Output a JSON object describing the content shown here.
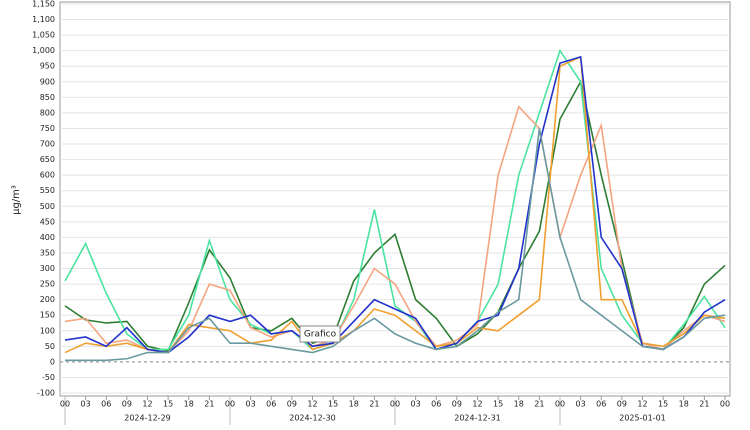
{
  "chart_data": {
    "type": "line",
    "ylabel": "µg/m³",
    "annotation": "Grafico",
    "categories": [
      "00",
      "03",
      "06",
      "09",
      "12",
      "15",
      "18",
      "21",
      "00",
      "03",
      "06",
      "09",
      "12",
      "15",
      "18",
      "21",
      "00",
      "03",
      "06",
      "09",
      "12",
      "15",
      "18",
      "21",
      "00",
      "03",
      "06",
      "09",
      "12",
      "15",
      "18",
      "21",
      "00"
    ],
    "date_labels": [
      "2024-12-29",
      "2024-12-30",
      "2024-12-31",
      "2025-01-01"
    ],
    "series": [
      {
        "color": "#2e7d32",
        "values": [
          180,
          135,
          125,
          130,
          50,
          35,
          190,
          360,
          270,
          110,
          100,
          140,
          60,
          80,
          260,
          350,
          410,
          200,
          140,
          50,
          90,
          160,
          300,
          420,
          780,
          900,
          600,
          330,
          50,
          40,
          110,
          250,
          310
        ]
      },
      {
        "color": "#4be3a0",
        "values": [
          260,
          380,
          220,
          90,
          40,
          40,
          150,
          390,
          200,
          120,
          90,
          100,
          40,
          60,
          200,
          490,
          180,
          130,
          40,
          60,
          130,
          250,
          600,
          800,
          1000,
          900,
          300,
          150,
          60,
          40,
          120,
          210,
          110
        ]
      },
      {
        "color": "#f4a582",
        "values": [
          130,
          140,
          60,
          70,
          40,
          30,
          100,
          250,
          230,
          110,
          80,
          100,
          50,
          70,
          180,
          300,
          250,
          130,
          50,
          70,
          120,
          600,
          820,
          750,
          400,
          600,
          760,
          300,
          60,
          40,
          100,
          150,
          130
        ]
      },
      {
        "color": "#f0a030",
        "values": [
          30,
          60,
          50,
          60,
          40,
          30,
          120,
          110,
          100,
          60,
          70,
          130,
          40,
          60,
          100,
          170,
          150,
          100,
          50,
          60,
          110,
          100,
          150,
          200,
          950,
          980,
          200,
          200,
          60,
          50,
          90,
          150,
          140
        ]
      },
      {
        "color": "#2233cc",
        "values": [
          70,
          80,
          50,
          110,
          40,
          30,
          80,
          150,
          130,
          150,
          90,
          100,
          50,
          60,
          130,
          200,
          170,
          140,
          40,
          60,
          130,
          150,
          300,
          700,
          960,
          980,
          400,
          300,
          50,
          40,
          80,
          160,
          200
        ]
      },
      {
        "color": "#6a9aa0",
        "values": [
          5,
          5,
          5,
          10,
          30,
          30,
          110,
          140,
          60,
          60,
          50,
          40,
          30,
          50,
          100,
          140,
          90,
          60,
          40,
          50,
          100,
          160,
          200,
          750,
          400,
          200,
          150,
          100,
          50,
          40,
          80,
          140,
          150
        ]
      }
    ],
    "ylim": [
      -100,
      1150
    ],
    "yticks": [
      -100,
      -50,
      0,
      50,
      100,
      150,
      200,
      250,
      300,
      350,
      400,
      450,
      500,
      550,
      600,
      650,
      700,
      750,
      800,
      850,
      900,
      950,
      {
        "value": 1000,
        "label": "1,000"
      },
      {
        "value": 1050,
        "label": "1,050"
      },
      {
        "value": 1100,
        "label": "1,100"
      },
      {
        "value": 1150,
        "label": "1,150"
      }
    ],
    "grid": true
  }
}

────────────────────────────────────────

PROBLEM STATEMENT → Copy out the data above exactly, except the pictures.

ANSWER IN FULL →
Output a JSON object describing the content shown here.
{
  "chart_data": {
    "type": "line",
    "ylabel": "µg/m³",
    "annotation": "Grafico",
    "categories": [
      "00",
      "03",
      "06",
      "09",
      "12",
      "15",
      "18",
      "21",
      "00",
      "03",
      "06",
      "09",
      "12",
      "15",
      "18",
      "21",
      "00",
      "03",
      "06",
      "09",
      "12",
      "15",
      "18",
      "21",
      "00",
      "03",
      "06",
      "09",
      "12",
      "15",
      "18",
      "21",
      "00"
    ],
    "date_labels": [
      "2024-12-29",
      "2024-12-30",
      "2024-12-31",
      "2025-01-01"
    ],
    "series": [
      {
        "color": "#2e7d32",
        "values": [
          180,
          135,
          125,
          130,
          50,
          35,
          190,
          360,
          270,
          110,
          100,
          140,
          60,
          80,
          260,
          350,
          410,
          200,
          140,
          50,
          90,
          160,
          300,
          420,
          780,
          900,
          600,
          330,
          50,
          40,
          110,
          250,
          310
        ]
      },
      {
        "color": "#4be3a0",
        "values": [
          260,
          380,
          220,
          90,
          40,
          40,
          150,
          390,
          200,
          120,
          90,
          100,
          40,
          60,
          200,
          490,
          180,
          130,
          40,
          60,
          130,
          250,
          600,
          800,
          1000,
          900,
          300,
          150,
          60,
          40,
          120,
          210,
          110
        ]
      },
      {
        "color": "#f4a582",
        "values": [
          130,
          140,
          60,
          70,
          40,
          30,
          100,
          250,
          230,
          110,
          80,
          100,
          50,
          70,
          180,
          300,
          250,
          130,
          50,
          70,
          120,
          600,
          820,
          750,
          400,
          600,
          760,
          300,
          60,
          40,
          100,
          150,
          130
        ]
      },
      {
        "color": "#f0a030",
        "values": [
          30,
          60,
          50,
          60,
          40,
          30,
          120,
          110,
          100,
          60,
          70,
          130,
          40,
          60,
          100,
          170,
          150,
          100,
          50,
          60,
          110,
          100,
          150,
          200,
          950,
          980,
          200,
          200,
          60,
          50,
          90,
          150,
          140
        ]
      },
      {
        "color": "#2233cc",
        "values": [
          70,
          80,
          50,
          110,
          40,
          30,
          80,
          150,
          130,
          150,
          90,
          100,
          50,
          60,
          130,
          200,
          170,
          140,
          40,
          60,
          130,
          150,
          300,
          700,
          960,
          980,
          400,
          300,
          50,
          40,
          80,
          160,
          200
        ]
      },
      {
        "color": "#6a9aa0",
        "values": [
          5,
          5,
          5,
          10,
          30,
          30,
          110,
          140,
          60,
          60,
          50,
          40,
          30,
          50,
          100,
          140,
          90,
          60,
          40,
          50,
          100,
          160,
          200,
          750,
          400,
          200,
          150,
          100,
          50,
          40,
          80,
          140,
          150
        ]
      }
    ],
    "ylim": [
      -100,
      1150
    ],
    "yticks": [
      -100,
      -50,
      0,
      50,
      100,
      150,
      200,
      250,
      300,
      350,
      400,
      450,
      500,
      550,
      600,
      650,
      700,
      750,
      800,
      850,
      900,
      950,
      {
        "value": 1000,
        "label": "1,000"
      },
      {
        "value": 1050,
        "label": "1,050"
      },
      {
        "value": 1100,
        "label": "1,100"
      },
      {
        "value": 1150,
        "label": "1,150"
      }
    ],
    "grid": true
  }
}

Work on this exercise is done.